# Records shown

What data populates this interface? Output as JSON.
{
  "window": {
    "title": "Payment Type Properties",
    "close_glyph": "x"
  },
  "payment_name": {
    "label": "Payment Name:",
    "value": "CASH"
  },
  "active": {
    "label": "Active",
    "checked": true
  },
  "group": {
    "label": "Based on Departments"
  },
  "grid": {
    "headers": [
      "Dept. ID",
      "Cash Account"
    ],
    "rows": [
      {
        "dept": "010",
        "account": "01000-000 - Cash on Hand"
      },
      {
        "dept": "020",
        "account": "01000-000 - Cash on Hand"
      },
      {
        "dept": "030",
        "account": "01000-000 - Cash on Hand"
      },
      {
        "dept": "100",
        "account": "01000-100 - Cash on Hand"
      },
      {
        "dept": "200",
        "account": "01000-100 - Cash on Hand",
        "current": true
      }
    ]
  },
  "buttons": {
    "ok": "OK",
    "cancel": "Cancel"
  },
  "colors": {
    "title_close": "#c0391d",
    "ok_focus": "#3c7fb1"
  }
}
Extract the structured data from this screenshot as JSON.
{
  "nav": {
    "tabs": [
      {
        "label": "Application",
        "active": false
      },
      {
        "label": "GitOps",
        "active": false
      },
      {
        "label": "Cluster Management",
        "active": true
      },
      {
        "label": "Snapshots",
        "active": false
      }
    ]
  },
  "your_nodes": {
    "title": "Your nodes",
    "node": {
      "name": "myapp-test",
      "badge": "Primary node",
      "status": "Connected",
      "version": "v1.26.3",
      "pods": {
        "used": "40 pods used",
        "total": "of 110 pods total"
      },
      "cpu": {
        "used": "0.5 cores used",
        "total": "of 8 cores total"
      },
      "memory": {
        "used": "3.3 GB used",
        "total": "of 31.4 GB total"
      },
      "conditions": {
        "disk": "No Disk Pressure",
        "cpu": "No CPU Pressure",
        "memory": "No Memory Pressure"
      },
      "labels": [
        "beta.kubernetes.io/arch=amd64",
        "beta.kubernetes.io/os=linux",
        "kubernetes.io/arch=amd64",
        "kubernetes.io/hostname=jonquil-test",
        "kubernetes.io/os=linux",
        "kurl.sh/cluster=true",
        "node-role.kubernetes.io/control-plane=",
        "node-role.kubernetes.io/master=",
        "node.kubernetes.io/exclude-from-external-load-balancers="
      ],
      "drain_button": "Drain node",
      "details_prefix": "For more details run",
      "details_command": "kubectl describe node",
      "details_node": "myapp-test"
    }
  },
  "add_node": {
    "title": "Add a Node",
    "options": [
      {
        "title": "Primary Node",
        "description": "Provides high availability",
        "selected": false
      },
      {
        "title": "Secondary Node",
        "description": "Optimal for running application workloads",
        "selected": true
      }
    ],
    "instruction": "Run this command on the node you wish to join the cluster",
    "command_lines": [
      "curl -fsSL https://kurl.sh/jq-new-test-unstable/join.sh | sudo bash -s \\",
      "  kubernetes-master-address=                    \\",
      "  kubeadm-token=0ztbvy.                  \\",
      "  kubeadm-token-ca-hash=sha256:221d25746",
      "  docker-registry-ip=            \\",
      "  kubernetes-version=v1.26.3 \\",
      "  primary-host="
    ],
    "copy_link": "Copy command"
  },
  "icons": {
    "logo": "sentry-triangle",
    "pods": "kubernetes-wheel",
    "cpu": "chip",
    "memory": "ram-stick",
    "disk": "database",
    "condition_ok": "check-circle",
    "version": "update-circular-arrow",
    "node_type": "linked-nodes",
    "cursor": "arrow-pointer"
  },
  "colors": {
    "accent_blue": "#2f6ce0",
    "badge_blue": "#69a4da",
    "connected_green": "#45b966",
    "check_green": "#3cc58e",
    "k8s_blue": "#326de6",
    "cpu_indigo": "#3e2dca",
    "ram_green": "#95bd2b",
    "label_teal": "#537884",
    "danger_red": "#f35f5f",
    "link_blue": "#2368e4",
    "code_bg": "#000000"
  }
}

# Task instructions
Look above for every line with the word "disk" and copy it.

# Full solution
        "disk": "No Disk Pressure",
    "disk": "database",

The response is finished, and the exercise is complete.